_Problem statement_:
Find the string "similar" and gather every line that holds it.

_Data listing_:
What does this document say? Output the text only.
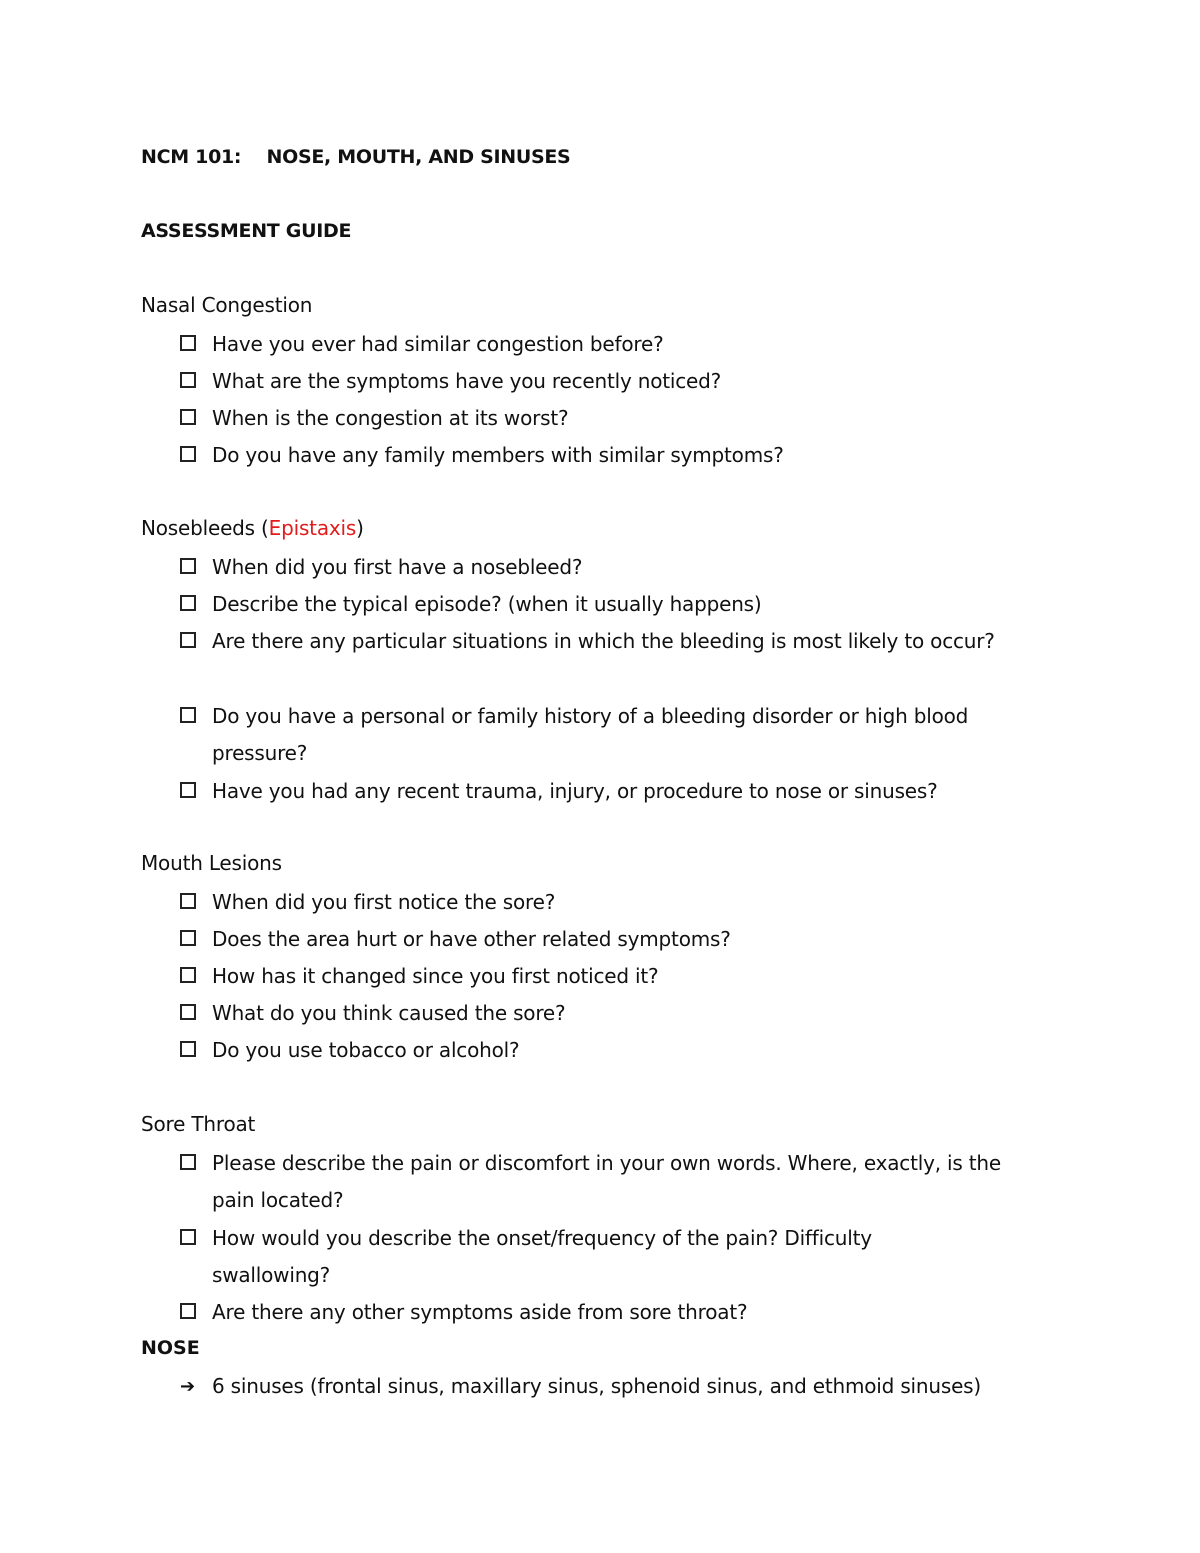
NCM 101:    NOSE, MOUTH, AND SINUSES
ASSESSMENT GUIDE
Nasal Congestion
Have you ever had similar congestion before?
What are the symptoms have you recently noticed?
When is the congestion at its worst?
Do you have any family members with similar symptoms?
Nosebleeds (Epistaxis)
When did you first have a nosebleed?
Describe the typical episode? (when it usually happens)
Are there any particular situations in which the bleeding is most likely to occur?
Do you have a personal or family history of a bleeding disorder or high blood pressure?
Have you had any recent trauma, injury, or procedure to nose or sinuses?
Mouth Lesions
When did you first notice the sore?
Does the area hurt or have other related symptoms?
How has it changed since you first noticed it?
What do you think caused the sore?
Do you use tobacco or alcohol?
Sore Throat
Please describe the pain or discomfort in your own words. Where, exactly, is the pain located?
How would you describe the onset/frequency of the pain? Difficulty swallowing?
Are there any other symptoms aside from sore throat?
NOSE
➔ 6 sinuses (frontal sinus, maxillary sinus, sphenoid sinus, and ethmoid sinuses)
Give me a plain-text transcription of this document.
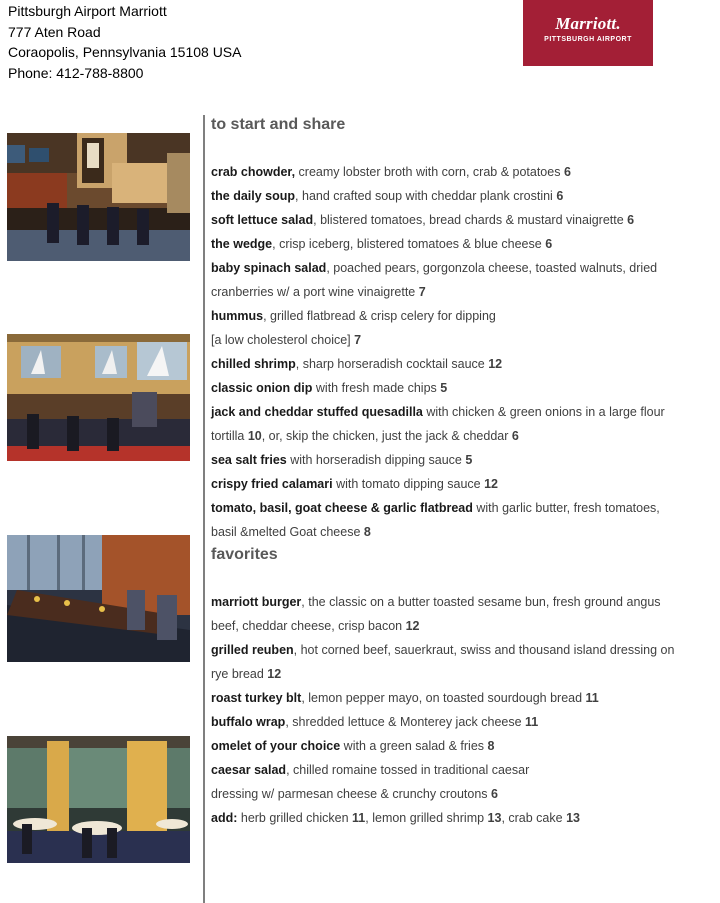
Pittsburgh Airport Marriott
777 Aten Road
Coraopolis, Pennsylvania 15108 USA
Phone: 412-788-8800
Marriott.
PITTSBURGH AIRPORT
to start and share
crab chowder, creamy lobster broth with corn, crab & potatoes 6
the daily soup, hand crafted soup with cheddar plank crostini 6
soft lettuce salad, blistered tomatoes, bread chards & mustard vinaigrette 6
the wedge, crisp iceberg, blistered tomatoes & blue cheese 6
baby spinach salad, poached pears, gorgonzola cheese, toasted walnuts, dried
cranberries w/ a port wine vinaigrette 7
hummus, grilled flatbread & crisp celery for dipping
[a low cholesterol choice] 7
chilled shrimp, sharp horseradish cocktail sauce 12
classic onion dip with fresh made chips 5
jack and cheddar stuffed quesadilla with chicken & green onions in a large flour
tortilla 10, or, skip the chicken, just the jack & cheddar 6
sea salt fries with horseradish dipping sauce 5
crispy fried calamari with tomato dipping sauce 12
tomato, basil, goat cheese & garlic flatbread with garlic butter, fresh tomatoes,
basil &melted Goat cheese 8
favorites
marriott burger, the classic on a butter toasted sesame bun, fresh ground angus
beef, cheddar cheese, crisp bacon 12
grilled reuben, hot corned beef, sauerkraut, swiss and thousand island dressing on
rye bread 12
roast turkey blt, lemon pepper mayo, on toasted sourdough bread 11
buffalo wrap, shredded lettuce & Monterey jack cheese 11
omelet of your choice with a green salad & fries 8
caesar salad, chilled romaine tossed in traditional caesar
dressing w/ parmesan cheese & crunchy croutons 6
add: herb grilled chicken 11, lemon grilled shrimp 13, crab cake 13
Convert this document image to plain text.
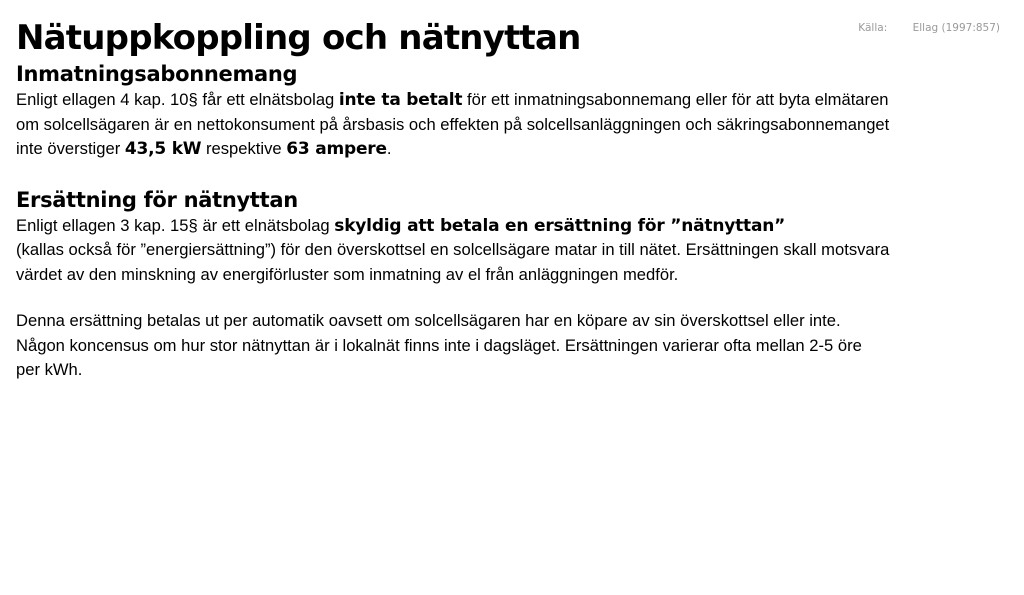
Källa: Ellag (1997:857)
Nätuppkoppling och nätnyttan
Inmatningsabonnemang

Enligt ellagen 4 kap. 10§ får ett elnätsbolag inte ta betalt för ett inmatningsabonnemang eller för att byta elmätaren

om solcellsägaren är en nettokonsument på årsbasis och effekten på solcellsanläggningen och säkringsabonnemanget

inte överstiger 43,5 kW respektive 63 ampere.

Ersättning för nätnyttan

Enligt ellagen 3 kap. 15§ är ett elnätsbolag skyldig att betala en ersättning för ”nätnyttan”

(kallas också för ”energiersättning”) för den överskottsel en solcellsägare matar in till nätet. Ersättningen skall motsvara

värdet av den minskning av energiförluster som inmatning av el från anläggningen medför.

Denna ersättning betalas ut per automatik oavsett om solcellsägaren har en köpare av sin överskottsel eller inte.

Någon koncensus om hur stor nätnyttan är i lokalnät finns inte i dagsläget. Ersättningen varierar ofta mellan 2-5 öre

per kWh.
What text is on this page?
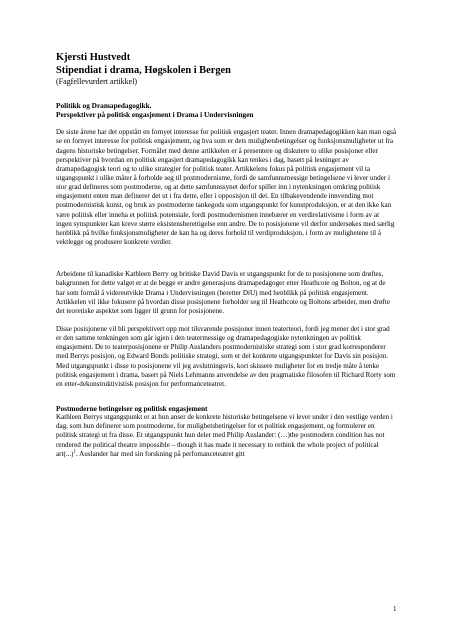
Kjersti Hustvedt

Stipendiat i drama, Høgskolen i Bergen

(Fagfellevurdert artikkel)

Politikk og Dramapedagogikk.

Perspektiver på politisk engasjement i Drama i Undervisningen

De siste årene har det oppstått en fornyet interesse for politisk engasjert teater. Innen dramapedagogikken kan man også se en fornyet interesse for politisk engasjement, og hva som er dets mulighetsbetingelser og funksjonsmuligheter ut fra dagens historiske betingelser. Formålet med denne artikkelen er å presentere og diskutere to ulike posisjoner eller perspektiver på hvordan en politisk engasjert dramapedagogikk kan tenkes i dag, basert på lesninger av dramapedagogisk teori og to ulike strategier for politisk teater. Artikkelens fokus på politisk engasjement vil ta utgangspunkt i ulike måter å forholde seg til postmodernisme, fordi de samfunnsmessige betingelsene vi lever under i stor grad defineres som postmoderne, og at dette samfunnssynet derfor spiller inn i nytenkningen omkring politisk engasjement enten man definerer det ut i fra dette, eller i opposisjon til det. En tilbakevendende innvending mot postmodernistisk kunst, og bruk av postmoderne tankegods som utgangspunkt for kunstproduksjon, er at den ikke kan være politisk eller inneha et politisk potensiale, fordi postmodernismen innebærer en verdirelativisme i form av at ingen synspunkter kan kreve større eksistensberettigelse enn andre. De to posisjonene vil derfor undersøkes med særlig henblikk på hvilke funksjonsmuligheter de kan ha og deres forhold til verdiproduksjon, i form av mulighetene til å vektlegge og produsere konkrete verdier.

Arbeidene til kanadiske Kathleen Berry og britiske David Davis er utgangspunkt for de to posisjonene som drøftes, bakgrunnen for dette valget er at de begge er andre generasjons dramapedagoger etter Heathcote og Bolton, og at de har som formål å videreutvikle Drama i Undervisningen (heretter DiU) med henblikk på politisk engasjement. Artikkelen vil ikke fokusere på hvordan disse posisjonene forholder seg til Heathcote og Boltons arbeider, men drøfte det teoretiske aspektet som ligger til grunn for posisjonene.

Disse posisjonene vil bli perspektivert opp mot tilsvarende posisjoner innen teaterteori, fordi jeg mener det i stor grad er den samme tenkningen som går igjen i den teatermessige og dramapedagogiske nytenkningen av politisk engasjement. De to teaterposisjonene er Philip Auslanders postmodernistiske strategi som i stor grad korresponderer med Berrys posisjon, og Edward Bonds politiske strategi, som er det konkrete utgangspunktet for Davis sin posisjon. Med utgangspunkt i disse to posisjonene vil jeg avslutningsvis, kort skissere muligheter for en tredje måte å tenke politisk engasjement i drama, basert på Niels Lehmanns anvendelse av den pragmatiske filosofen til Richard Rorty som en etter-dekonstruktivistisk posisjon for performanceteatret.

Postmoderne betingelser og politisk engasjement

Kathleen Berrys utgangspunkt er at hun anser de konkrete historiske betingelsene vi lever under i den vestlige verden i dag, som hun definerer som postmoderne, for mulighetsbetingelser for et politisk engasjement, og formulerer en politisk strategi ut fra disse. Et utgangspunkt hun deler med Philip Auslander: (…)the postmodern condition has not rendered the political theatre impossible – though it has made it necessary to rethink the whole project of political art(...)$^1$. Auslander har med sin forskning på perfomanceteatret gitt

1
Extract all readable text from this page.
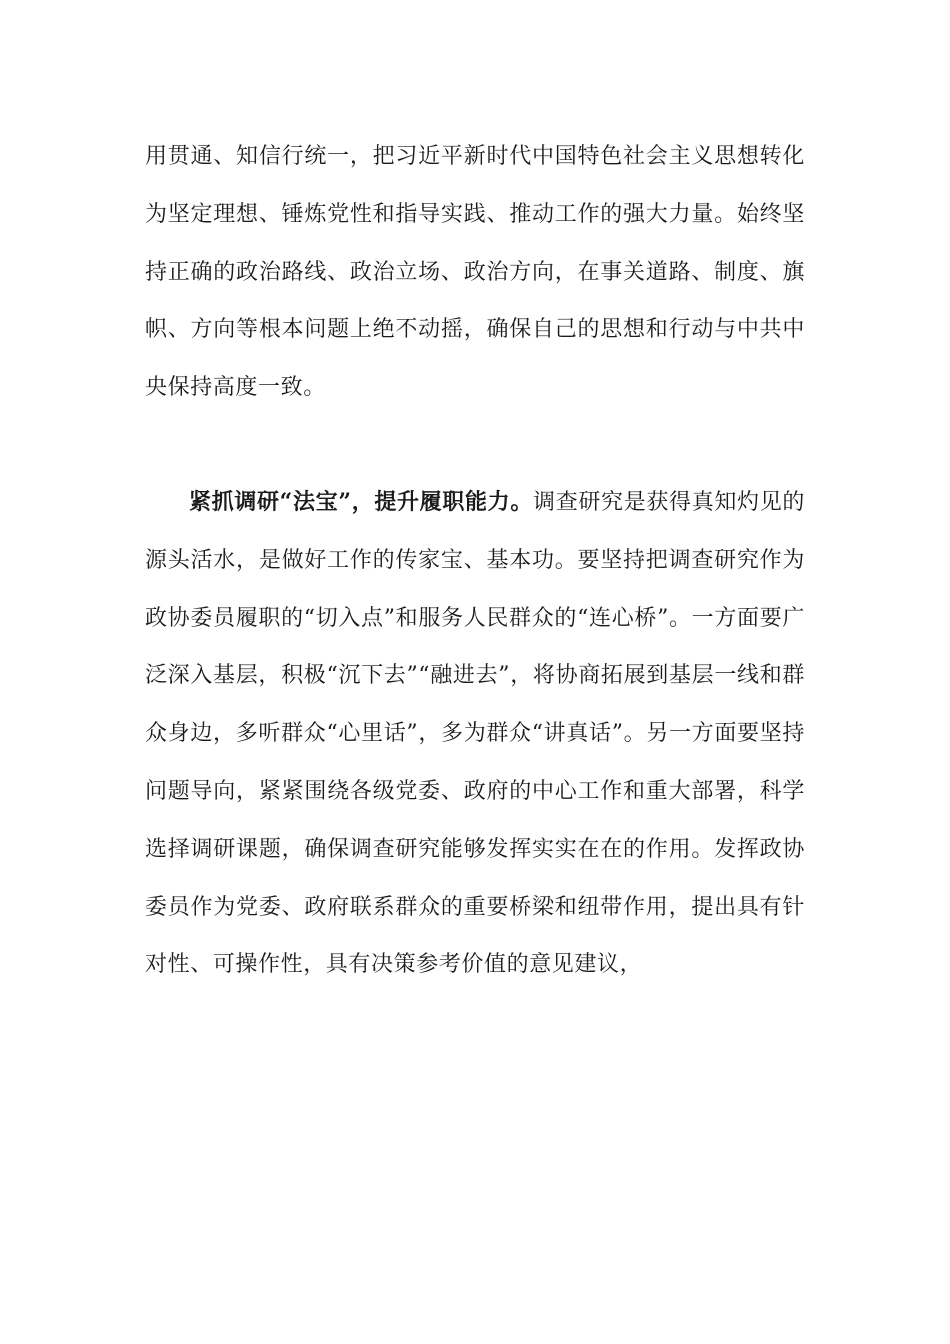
用贯通、知信行统一，把习近平新时代中国特色社会主义思想转化为坚定理想、锤炼党性和指导实践、推动工作的强大力量。始终坚持正确的政治路线、政治立场、政治方向，在事关道路、制度、旗帜、方向等根本问题上绝不动摇，确保自己的思想和行动与中共中央保持高度一致。

紧抓调研“法宝”，提升履职能力。调查研究是获得真知灼见的源头活水，是做好工作的传家宝、基本功。要坚持把调查研究作为政协委员履职的“切入点”和服务人民群众的“连心桥”。一方面要广泛深入基层，积极“沉下去”“融进去”，将协商拓展到基层一线和群众身边，多听群众“心里话”，多为群众“讲真话”。另一方面要坚持问题导向，紧紧围绕各级党委、政府的中心工作和重大部署，科学选择调研课题，确保调查研究能够发挥实实在在的作用。发挥政协委员作为党委、政府联系群众的重要桥梁和纽带作用，提出具有针对性、可操作性，具有决策参考价值的意见建议，
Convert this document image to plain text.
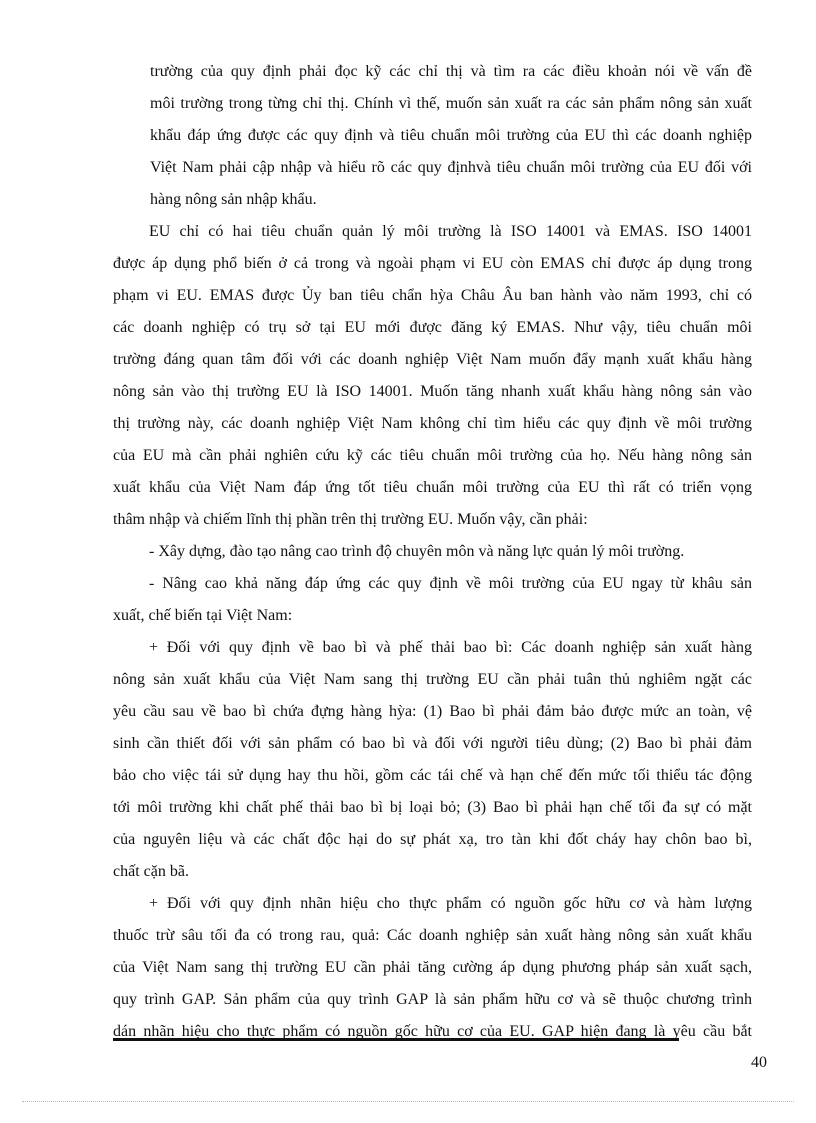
trường của quy định phải đọc kỹ các chỉ thị và tìm ra các điều khoản nói về vấn đề
môi trường trong từng chỉ thị. Chính vì thế, muốn sản xuất ra các sản phẩm nông sản xuất
khẩu đáp ứng được các quy định và tiêu chuẩn môi trường của EU thì các doanh nghiệp
Việt Nam phải cập nhập và hiểu rõ các quy địnhvà tiêu chuẩn môi trường của EU đối với
hàng nông sản nhập khẩu.
EU chỉ có hai tiêu chuẩn quản lý môi trường là ISO 14001 và EMAS. ISO 14001
được áp dụng phổ biến ở cả trong và ngoài phạm vi EU còn EMAS chỉ được áp dụng trong
phạm vi EU. EMAS được Ủy ban tiêu chẩn hỳa Châu Âu ban hành vào năm 1993, chỉ có
các doanh nghiệp có trụ sở tại EU mới được đăng ký EMAS. Như vậy, tiêu chuẩn môi
trường đáng quan tâm đối với các doanh nghiệp Việt Nam muốn đẩy mạnh xuất khẩu hàng
nông sản vào thị trường EU là ISO 14001. Muốn tăng nhanh xuất khẩu hàng nông sản vào
thị trường này, các doanh nghiệp Việt Nam không chỉ tìm hiểu các quy định về môi trường
của EU mà cần phải nghiên cứu kỹ các tiêu chuẩn môi trường của họ. Nếu hàng nông sản
xuất khẩu của Việt Nam đáp ứng tốt tiêu chuẩn môi trường của EU thì rất có triển vọng
thâm nhập và chiếm lĩnh thị phần trên thị trường EU. Muốn vậy, cần phải:
- Xây dựng, đào tạo nâng cao trình độ chuyên môn và năng lực quản lý môi trường.
- Nâng cao khả năng đáp ứng các quy định về môi trường của EU ngay từ khâu sản
xuất, chế biến tại Việt Nam:
+ Đối với quy định về bao bì và phế thải bao bì: Các doanh nghiệp sản xuất hàng
nông sản xuất khẩu của Việt Nam sang thị trường EU cần phải tuân thủ nghiêm ngặt các
yêu cầu sau về bao bì chứa đựng hàng hỳa: (1) Bao bì phải đảm bảo được mức an toàn, vệ
sinh cần thiết đối với sản phẩm có bao bì và đối với người tiêu dùng; (2) Bao bì phải đảm
bảo cho việc tái sử dụng hay thu hồi, gồm các tái chế và hạn chế đến mức tối thiểu tác động
tới môi trường khi chất phế thải bao bì bị loại bỏ; (3) Bao bì phải hạn chế tối đa sự có mặt
của nguyên liệu và các chất độc hại do sự phát xạ, tro tàn khi đốt cháy hay chôn bao bì,
chất cặn bã.
+ Đối với quy định nhãn hiệu cho thực phẩm có nguồn gốc hữu cơ và hàm lượng
thuốc trừ sâu tối đa có trong rau, quả: Các doanh nghiệp sản xuất hàng nông sản xuất khẩu
của Việt Nam sang thị trường EU cần phải tăng cường áp dụng phương pháp sản xuất sạch,
quy trình GAP. Sản phẩm của quy trình GAP là sản phẩm hữu cơ và sẽ thuộc chương trình
dán nhãn hiệu cho thực phẩm có nguồn gốc hữu cơ của EU. GAP hiện đang là yêu cầu bắt
40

_Exercise output_:
Have you ever had similar congestion before?
Do you have any family members with similar symptoms?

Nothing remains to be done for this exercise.